#### [PROVIDED DATA]

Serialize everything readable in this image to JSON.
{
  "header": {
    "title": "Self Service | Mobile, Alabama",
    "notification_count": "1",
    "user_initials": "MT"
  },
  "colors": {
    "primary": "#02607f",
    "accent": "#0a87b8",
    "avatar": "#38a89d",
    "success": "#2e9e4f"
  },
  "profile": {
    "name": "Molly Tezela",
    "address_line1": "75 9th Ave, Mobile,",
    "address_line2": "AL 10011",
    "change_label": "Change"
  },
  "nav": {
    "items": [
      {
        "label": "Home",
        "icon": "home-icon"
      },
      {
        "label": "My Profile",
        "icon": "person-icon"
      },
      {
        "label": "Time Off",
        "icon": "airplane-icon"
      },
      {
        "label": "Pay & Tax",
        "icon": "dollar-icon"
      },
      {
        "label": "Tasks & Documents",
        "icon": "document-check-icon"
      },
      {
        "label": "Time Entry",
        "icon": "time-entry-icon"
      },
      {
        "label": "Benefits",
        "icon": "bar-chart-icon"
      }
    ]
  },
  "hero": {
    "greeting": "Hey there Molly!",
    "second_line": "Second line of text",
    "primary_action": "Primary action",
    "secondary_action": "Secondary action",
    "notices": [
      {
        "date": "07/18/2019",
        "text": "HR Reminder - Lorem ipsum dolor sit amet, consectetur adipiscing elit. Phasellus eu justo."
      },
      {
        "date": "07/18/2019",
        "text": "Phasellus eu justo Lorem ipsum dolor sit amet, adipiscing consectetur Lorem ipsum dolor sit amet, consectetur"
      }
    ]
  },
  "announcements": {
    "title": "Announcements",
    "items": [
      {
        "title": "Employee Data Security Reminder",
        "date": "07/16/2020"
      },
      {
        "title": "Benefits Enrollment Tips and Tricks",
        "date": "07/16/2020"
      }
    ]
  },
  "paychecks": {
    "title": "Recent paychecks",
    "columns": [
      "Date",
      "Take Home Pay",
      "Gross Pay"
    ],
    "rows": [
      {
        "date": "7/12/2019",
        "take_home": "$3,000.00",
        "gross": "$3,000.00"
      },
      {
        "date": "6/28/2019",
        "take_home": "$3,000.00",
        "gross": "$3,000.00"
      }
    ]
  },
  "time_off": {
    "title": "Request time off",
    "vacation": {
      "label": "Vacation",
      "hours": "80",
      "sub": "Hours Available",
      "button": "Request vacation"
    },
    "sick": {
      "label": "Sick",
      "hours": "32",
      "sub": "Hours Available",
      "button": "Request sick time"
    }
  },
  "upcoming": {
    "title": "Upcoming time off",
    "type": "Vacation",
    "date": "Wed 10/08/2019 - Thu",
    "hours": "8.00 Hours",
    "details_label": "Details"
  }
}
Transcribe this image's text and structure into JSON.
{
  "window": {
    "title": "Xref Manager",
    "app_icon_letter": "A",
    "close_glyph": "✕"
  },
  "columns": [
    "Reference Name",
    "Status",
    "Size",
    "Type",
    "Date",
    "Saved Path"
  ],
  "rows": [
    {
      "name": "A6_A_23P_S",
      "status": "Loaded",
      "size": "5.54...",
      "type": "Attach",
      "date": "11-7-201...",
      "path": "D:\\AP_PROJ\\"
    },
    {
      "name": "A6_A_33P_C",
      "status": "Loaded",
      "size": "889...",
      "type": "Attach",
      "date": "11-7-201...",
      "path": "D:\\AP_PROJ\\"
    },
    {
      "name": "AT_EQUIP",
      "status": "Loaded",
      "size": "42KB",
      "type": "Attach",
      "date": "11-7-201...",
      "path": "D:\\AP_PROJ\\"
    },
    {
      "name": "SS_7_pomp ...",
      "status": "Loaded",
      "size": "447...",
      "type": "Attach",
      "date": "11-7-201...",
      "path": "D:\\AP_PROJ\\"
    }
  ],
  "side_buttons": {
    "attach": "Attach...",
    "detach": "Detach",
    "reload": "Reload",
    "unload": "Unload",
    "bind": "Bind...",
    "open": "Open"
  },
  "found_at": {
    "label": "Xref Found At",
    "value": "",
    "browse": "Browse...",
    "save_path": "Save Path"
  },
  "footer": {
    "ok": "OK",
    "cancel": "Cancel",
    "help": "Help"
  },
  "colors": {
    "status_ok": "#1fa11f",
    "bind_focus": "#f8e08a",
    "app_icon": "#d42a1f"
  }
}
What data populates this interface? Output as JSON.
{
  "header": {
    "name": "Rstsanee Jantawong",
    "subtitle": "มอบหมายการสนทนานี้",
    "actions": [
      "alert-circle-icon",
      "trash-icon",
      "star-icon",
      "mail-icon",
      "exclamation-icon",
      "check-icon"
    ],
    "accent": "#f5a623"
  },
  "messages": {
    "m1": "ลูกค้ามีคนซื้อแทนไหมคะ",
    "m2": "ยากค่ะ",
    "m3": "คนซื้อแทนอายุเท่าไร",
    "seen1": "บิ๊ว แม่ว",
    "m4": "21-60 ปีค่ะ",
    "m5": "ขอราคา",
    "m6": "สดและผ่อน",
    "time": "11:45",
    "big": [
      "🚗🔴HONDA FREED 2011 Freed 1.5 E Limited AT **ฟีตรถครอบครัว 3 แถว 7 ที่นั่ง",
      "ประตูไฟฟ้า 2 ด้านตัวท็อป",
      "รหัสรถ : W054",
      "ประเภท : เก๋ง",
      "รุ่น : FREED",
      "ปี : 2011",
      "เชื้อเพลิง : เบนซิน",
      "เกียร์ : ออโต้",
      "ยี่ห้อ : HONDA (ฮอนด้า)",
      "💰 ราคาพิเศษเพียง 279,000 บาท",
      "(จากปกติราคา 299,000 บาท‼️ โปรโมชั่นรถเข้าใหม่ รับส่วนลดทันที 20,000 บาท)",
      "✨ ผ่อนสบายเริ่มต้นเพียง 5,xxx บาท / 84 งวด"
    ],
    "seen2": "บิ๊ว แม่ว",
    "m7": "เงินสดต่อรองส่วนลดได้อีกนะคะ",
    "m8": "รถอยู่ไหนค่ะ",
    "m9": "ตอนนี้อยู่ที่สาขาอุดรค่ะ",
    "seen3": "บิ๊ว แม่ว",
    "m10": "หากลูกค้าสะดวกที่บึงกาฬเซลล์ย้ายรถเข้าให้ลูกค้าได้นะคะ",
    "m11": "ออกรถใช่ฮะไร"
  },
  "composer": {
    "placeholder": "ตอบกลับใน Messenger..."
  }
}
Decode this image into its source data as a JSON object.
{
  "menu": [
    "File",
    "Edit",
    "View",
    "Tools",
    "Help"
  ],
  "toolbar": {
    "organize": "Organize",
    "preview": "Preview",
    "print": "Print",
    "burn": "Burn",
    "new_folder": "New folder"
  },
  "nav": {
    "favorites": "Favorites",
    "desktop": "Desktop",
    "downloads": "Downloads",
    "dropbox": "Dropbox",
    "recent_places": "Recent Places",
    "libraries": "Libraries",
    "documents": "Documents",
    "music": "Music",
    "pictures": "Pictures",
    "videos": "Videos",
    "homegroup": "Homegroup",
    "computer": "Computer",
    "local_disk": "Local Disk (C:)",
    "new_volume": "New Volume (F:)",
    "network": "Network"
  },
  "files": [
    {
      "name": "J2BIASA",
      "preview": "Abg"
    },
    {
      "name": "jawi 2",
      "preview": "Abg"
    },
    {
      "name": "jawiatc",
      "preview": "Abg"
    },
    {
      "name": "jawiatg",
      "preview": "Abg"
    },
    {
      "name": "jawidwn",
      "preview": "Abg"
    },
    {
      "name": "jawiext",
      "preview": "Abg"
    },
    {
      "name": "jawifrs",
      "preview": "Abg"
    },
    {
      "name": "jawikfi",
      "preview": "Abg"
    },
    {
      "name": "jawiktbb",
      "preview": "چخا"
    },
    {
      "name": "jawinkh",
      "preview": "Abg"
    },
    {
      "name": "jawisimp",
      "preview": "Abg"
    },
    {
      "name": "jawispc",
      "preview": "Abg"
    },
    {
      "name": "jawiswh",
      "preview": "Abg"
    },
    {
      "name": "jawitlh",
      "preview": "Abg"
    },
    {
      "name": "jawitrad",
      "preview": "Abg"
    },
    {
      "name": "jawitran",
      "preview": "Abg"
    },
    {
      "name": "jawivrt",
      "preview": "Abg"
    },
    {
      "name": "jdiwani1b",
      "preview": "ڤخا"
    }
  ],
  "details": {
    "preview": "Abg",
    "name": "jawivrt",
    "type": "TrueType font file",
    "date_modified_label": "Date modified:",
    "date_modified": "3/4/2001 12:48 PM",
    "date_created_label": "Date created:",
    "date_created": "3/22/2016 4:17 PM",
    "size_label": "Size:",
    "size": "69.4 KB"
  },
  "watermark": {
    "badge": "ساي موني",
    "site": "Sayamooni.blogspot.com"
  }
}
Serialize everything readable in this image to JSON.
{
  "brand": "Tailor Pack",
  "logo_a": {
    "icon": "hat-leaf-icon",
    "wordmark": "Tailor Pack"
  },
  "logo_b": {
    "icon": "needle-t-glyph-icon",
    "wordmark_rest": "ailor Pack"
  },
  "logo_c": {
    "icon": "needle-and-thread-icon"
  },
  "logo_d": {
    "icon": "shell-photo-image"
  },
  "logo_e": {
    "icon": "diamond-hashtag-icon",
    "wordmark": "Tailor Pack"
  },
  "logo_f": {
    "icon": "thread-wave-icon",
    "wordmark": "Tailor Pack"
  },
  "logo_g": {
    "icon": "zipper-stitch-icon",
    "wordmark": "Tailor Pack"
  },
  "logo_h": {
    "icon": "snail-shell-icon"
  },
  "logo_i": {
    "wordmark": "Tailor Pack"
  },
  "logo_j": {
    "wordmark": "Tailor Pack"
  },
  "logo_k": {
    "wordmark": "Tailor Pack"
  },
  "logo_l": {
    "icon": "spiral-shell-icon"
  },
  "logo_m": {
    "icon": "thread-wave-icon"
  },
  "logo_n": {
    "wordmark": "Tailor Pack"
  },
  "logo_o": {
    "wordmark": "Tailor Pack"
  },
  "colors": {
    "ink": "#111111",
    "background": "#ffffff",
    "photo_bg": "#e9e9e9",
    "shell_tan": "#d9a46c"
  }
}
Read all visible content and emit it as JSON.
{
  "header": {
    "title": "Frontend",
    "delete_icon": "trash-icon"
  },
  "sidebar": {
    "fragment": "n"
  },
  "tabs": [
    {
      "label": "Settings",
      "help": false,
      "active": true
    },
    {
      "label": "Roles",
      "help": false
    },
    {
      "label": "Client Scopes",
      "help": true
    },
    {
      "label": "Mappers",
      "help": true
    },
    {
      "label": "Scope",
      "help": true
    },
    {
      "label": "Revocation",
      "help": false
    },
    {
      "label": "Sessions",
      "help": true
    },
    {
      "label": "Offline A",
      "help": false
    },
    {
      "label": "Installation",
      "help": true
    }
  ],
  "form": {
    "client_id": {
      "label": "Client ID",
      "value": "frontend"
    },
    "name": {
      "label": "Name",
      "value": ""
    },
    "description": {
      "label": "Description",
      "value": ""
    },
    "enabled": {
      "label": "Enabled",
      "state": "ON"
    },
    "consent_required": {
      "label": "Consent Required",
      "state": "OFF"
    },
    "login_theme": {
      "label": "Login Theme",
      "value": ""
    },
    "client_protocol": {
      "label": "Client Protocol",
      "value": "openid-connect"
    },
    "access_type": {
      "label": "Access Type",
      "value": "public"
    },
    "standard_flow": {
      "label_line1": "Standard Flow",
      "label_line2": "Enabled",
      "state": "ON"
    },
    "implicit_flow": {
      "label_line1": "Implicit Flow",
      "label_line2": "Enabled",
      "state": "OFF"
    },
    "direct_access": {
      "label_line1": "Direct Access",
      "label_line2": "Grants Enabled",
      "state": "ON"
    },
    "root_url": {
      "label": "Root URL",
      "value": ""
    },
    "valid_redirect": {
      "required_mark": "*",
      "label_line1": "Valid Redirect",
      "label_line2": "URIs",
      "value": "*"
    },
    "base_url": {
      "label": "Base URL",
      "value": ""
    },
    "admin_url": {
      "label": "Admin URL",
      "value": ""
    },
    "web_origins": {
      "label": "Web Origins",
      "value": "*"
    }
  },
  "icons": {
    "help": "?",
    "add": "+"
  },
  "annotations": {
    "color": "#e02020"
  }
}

#### [INSTRUCTIONS TO FOLLOW]
Answer with a single number: the count of lines holding the word "needle".

#### [SOLVED EXERCISE]
2